--- BEGIN Data to use ---
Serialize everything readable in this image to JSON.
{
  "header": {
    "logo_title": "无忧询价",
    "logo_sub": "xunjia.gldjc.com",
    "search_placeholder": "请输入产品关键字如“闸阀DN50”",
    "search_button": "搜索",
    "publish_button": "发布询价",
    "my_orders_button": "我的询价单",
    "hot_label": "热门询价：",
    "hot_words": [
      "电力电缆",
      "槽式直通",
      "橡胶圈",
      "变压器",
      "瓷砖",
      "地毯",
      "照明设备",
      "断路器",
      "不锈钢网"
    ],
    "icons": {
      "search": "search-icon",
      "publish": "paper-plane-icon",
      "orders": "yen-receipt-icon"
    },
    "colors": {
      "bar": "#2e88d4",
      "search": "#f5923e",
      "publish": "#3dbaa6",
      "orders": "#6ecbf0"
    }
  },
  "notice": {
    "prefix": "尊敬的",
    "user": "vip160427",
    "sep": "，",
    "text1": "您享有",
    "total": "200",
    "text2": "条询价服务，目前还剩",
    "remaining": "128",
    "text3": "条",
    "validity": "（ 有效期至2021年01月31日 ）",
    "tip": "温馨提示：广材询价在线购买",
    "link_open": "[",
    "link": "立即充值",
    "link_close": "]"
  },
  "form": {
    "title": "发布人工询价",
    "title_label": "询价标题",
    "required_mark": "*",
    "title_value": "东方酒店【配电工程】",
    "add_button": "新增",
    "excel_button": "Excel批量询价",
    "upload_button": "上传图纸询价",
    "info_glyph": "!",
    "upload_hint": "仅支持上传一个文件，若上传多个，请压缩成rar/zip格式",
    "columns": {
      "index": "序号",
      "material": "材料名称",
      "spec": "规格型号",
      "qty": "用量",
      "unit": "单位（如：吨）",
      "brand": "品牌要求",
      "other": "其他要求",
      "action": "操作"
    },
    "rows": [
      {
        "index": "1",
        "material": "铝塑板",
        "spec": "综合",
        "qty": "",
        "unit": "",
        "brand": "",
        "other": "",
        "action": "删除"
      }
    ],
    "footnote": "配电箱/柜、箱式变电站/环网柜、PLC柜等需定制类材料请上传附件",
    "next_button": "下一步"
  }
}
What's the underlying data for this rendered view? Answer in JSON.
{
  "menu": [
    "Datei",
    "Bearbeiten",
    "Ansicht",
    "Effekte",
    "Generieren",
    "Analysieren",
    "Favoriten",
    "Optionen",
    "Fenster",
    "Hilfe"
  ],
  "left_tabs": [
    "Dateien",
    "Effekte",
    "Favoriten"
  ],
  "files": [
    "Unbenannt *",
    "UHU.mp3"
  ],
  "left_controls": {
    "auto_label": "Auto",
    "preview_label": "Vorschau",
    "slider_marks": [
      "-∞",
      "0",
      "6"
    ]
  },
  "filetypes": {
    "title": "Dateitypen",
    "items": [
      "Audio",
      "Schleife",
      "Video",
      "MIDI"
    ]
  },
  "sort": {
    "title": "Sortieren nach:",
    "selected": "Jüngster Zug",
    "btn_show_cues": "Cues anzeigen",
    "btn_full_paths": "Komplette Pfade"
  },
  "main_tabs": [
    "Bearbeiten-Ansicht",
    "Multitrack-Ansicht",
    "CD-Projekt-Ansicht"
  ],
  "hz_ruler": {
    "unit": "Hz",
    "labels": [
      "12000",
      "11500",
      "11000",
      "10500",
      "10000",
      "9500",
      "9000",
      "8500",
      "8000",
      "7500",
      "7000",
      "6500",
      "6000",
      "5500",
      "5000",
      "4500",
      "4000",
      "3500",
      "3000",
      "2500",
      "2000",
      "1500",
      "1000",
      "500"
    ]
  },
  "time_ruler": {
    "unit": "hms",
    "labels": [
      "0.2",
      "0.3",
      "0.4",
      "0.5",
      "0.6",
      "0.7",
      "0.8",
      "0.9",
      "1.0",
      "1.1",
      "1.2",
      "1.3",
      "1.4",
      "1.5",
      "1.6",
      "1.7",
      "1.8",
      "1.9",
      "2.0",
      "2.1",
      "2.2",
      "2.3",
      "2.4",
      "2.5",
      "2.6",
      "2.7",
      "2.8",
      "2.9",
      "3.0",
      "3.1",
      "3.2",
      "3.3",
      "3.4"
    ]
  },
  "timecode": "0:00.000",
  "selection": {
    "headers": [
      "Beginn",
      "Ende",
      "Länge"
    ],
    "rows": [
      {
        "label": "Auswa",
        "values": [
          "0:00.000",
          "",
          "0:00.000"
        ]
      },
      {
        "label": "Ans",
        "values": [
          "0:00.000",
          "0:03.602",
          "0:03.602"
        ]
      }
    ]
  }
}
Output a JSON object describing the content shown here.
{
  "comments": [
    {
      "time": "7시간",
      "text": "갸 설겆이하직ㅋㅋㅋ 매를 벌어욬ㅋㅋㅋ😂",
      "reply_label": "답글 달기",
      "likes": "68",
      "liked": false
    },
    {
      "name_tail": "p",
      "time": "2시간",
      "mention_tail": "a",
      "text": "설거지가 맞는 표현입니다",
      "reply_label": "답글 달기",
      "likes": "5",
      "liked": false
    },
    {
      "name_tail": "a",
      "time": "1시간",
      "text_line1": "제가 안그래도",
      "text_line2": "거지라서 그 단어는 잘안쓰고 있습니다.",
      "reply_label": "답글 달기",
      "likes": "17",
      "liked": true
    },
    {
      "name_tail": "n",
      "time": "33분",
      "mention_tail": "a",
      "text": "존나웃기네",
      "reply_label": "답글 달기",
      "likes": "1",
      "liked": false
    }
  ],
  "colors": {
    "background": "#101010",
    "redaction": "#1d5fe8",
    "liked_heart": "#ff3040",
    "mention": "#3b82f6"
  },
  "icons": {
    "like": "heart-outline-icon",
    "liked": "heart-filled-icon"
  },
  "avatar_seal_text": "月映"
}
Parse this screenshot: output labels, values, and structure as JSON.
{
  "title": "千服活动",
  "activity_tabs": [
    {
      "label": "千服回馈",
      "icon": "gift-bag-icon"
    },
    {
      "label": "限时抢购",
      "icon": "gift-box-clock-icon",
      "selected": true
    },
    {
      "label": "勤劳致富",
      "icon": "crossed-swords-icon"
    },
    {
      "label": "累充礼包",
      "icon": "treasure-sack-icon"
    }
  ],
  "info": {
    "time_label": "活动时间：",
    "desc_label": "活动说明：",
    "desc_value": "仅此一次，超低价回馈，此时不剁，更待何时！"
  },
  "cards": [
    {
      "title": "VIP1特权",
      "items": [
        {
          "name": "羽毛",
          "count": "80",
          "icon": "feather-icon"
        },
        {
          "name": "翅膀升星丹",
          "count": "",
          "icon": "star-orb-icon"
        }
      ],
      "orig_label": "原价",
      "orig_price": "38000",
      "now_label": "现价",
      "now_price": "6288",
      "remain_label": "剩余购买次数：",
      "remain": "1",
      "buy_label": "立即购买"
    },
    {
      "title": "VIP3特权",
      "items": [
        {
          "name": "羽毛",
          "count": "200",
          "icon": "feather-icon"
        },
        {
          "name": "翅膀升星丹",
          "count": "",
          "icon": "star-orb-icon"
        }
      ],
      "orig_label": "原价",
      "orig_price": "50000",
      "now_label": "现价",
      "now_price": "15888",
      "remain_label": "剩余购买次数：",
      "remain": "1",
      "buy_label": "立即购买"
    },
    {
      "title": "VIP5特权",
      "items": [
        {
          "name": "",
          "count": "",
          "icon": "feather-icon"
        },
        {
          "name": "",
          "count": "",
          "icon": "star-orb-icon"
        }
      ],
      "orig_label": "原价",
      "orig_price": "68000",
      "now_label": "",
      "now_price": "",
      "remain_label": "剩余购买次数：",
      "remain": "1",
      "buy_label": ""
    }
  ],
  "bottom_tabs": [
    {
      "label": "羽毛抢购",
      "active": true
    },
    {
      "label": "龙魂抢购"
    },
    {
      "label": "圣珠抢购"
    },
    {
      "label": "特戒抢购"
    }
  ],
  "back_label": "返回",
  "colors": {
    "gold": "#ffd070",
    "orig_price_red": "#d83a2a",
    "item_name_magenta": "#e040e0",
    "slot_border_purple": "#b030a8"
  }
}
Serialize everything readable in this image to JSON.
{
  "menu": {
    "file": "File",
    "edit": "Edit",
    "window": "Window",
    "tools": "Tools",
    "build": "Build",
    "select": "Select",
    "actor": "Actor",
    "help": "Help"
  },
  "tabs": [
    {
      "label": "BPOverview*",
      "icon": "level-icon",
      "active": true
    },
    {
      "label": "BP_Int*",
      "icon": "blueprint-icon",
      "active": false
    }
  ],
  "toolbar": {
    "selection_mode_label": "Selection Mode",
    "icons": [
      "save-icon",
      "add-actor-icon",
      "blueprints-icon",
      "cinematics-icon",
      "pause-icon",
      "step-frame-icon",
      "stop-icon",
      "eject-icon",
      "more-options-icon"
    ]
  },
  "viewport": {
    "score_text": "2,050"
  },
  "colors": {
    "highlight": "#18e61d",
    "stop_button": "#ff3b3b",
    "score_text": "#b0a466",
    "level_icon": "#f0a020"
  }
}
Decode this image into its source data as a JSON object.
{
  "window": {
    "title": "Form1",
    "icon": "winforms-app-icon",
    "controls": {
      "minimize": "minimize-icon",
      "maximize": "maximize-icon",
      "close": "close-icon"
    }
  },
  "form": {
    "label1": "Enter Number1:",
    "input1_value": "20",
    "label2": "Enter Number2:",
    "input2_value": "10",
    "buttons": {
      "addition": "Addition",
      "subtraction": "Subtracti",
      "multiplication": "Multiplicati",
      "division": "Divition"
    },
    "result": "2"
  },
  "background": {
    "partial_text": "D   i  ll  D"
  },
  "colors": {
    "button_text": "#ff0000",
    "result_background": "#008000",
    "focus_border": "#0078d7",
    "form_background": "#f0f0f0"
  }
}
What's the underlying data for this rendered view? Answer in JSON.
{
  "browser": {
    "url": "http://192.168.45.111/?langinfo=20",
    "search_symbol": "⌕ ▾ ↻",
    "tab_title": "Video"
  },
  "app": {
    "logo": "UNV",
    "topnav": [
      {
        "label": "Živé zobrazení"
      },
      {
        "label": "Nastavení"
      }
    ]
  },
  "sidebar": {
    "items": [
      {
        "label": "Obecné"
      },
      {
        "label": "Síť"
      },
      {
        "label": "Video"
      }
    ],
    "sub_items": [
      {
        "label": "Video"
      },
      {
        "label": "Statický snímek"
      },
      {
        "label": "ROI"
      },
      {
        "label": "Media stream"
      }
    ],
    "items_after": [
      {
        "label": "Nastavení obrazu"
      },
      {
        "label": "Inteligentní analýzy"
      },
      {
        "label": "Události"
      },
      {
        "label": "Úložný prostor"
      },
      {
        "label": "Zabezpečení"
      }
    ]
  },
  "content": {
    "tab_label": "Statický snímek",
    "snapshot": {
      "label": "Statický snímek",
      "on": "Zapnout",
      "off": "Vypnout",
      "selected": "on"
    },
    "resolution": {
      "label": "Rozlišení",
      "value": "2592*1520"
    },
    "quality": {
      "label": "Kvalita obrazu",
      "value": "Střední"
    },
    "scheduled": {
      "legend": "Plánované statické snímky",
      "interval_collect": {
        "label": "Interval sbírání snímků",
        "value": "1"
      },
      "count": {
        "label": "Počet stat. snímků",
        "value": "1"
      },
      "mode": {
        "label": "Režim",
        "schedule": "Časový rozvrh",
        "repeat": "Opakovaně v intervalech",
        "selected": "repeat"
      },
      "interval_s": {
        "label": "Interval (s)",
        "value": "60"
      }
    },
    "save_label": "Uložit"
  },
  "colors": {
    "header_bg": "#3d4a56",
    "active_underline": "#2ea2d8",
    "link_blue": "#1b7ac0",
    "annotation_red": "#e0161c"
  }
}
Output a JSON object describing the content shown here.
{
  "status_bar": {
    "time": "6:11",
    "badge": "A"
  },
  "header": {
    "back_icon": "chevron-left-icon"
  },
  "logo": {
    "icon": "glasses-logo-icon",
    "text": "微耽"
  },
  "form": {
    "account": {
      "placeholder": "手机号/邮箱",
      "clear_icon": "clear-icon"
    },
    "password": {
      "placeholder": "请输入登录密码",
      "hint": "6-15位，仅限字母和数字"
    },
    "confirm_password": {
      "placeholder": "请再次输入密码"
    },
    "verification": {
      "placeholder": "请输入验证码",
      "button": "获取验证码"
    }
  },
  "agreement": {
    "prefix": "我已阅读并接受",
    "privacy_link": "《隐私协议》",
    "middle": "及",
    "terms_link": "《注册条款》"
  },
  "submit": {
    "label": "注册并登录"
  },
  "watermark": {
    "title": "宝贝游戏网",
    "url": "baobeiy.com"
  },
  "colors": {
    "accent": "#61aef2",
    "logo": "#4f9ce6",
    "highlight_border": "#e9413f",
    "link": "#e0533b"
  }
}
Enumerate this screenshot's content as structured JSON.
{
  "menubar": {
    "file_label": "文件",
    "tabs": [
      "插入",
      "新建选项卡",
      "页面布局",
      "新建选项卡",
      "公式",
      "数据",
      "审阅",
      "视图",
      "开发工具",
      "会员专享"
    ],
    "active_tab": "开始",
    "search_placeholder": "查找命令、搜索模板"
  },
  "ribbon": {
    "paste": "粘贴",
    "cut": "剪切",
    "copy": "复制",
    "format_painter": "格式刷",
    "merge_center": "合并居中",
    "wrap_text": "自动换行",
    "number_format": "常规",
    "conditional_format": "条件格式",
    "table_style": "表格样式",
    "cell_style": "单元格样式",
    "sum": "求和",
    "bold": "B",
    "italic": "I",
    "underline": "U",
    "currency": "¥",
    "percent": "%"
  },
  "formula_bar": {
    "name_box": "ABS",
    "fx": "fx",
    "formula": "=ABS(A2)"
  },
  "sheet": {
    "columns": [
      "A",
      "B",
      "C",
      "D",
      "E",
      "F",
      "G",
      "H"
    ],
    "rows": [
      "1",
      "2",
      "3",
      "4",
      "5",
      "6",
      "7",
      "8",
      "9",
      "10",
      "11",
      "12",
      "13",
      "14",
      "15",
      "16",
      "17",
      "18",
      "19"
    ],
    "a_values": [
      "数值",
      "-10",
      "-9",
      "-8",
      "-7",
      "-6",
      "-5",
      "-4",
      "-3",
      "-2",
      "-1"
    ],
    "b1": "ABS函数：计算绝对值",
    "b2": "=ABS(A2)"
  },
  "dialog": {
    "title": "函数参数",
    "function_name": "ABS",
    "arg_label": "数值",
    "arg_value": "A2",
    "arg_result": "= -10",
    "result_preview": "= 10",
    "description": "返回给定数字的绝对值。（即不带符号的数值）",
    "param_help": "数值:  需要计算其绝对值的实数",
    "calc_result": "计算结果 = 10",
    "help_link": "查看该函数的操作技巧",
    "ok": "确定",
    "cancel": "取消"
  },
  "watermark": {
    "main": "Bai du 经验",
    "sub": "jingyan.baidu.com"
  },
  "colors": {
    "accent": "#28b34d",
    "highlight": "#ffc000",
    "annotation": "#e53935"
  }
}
--- END Data to use ---
__Exercise brief__: From the listing above, copy out each line where the word "Video" appears.

__Exercise result__:
      "Video",
    "tab_title": "Video"
        "label": "Video"
        "label": "Video"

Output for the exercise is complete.